◆ DIRECTIVE
Count the lines in the records below that contain the word "climatisation", and give only that number.

◆ EXERCISE INPUTS
====

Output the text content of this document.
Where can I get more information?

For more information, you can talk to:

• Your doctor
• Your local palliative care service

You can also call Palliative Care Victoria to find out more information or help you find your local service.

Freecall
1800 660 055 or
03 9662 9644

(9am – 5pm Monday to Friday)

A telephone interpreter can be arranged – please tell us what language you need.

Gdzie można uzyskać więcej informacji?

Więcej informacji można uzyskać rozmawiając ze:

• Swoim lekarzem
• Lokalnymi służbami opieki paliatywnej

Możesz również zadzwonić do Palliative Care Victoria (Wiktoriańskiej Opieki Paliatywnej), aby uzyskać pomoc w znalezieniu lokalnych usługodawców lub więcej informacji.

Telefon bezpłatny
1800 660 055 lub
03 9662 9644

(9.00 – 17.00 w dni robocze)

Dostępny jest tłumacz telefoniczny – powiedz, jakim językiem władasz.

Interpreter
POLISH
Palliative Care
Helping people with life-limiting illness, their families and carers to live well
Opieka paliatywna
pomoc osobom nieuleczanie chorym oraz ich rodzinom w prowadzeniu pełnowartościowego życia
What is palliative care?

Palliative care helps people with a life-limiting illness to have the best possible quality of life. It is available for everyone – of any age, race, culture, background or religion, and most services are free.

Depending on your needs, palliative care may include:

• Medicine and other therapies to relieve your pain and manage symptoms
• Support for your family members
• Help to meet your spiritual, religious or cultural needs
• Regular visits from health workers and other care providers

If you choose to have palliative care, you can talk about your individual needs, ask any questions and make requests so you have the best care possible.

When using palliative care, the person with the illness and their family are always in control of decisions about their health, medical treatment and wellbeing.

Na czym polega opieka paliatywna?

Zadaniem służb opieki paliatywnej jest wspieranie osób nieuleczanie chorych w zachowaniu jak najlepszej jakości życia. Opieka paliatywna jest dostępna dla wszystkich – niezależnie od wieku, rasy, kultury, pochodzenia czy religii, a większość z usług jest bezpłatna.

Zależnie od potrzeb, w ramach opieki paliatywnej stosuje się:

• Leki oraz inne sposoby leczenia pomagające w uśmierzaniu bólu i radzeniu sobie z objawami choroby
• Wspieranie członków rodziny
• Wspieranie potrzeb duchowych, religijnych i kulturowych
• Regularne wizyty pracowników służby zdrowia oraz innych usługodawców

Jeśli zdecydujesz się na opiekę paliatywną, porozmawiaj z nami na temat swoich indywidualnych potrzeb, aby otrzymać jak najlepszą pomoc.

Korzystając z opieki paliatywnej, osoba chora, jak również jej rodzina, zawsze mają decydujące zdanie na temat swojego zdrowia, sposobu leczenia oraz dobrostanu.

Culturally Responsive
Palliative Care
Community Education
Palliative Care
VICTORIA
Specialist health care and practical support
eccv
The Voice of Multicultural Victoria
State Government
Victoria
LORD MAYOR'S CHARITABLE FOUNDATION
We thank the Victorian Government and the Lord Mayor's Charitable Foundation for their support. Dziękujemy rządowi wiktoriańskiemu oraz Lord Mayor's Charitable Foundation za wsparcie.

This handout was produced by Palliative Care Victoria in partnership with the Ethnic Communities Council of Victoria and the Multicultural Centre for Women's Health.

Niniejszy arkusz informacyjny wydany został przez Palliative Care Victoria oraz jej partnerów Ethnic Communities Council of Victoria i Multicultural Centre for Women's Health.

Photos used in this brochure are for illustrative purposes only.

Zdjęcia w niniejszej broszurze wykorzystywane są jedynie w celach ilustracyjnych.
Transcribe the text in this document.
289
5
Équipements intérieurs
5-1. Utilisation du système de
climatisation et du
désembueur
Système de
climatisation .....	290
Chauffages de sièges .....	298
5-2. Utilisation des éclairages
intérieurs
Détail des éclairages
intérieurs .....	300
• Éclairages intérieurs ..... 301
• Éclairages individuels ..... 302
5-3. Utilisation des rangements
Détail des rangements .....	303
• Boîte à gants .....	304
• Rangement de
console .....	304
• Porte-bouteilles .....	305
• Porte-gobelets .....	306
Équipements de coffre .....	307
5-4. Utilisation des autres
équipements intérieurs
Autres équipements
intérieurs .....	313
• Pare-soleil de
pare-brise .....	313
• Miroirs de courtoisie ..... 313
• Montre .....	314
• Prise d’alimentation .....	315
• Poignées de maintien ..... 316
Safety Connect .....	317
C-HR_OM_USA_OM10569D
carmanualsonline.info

====

◆ RESPONSE
2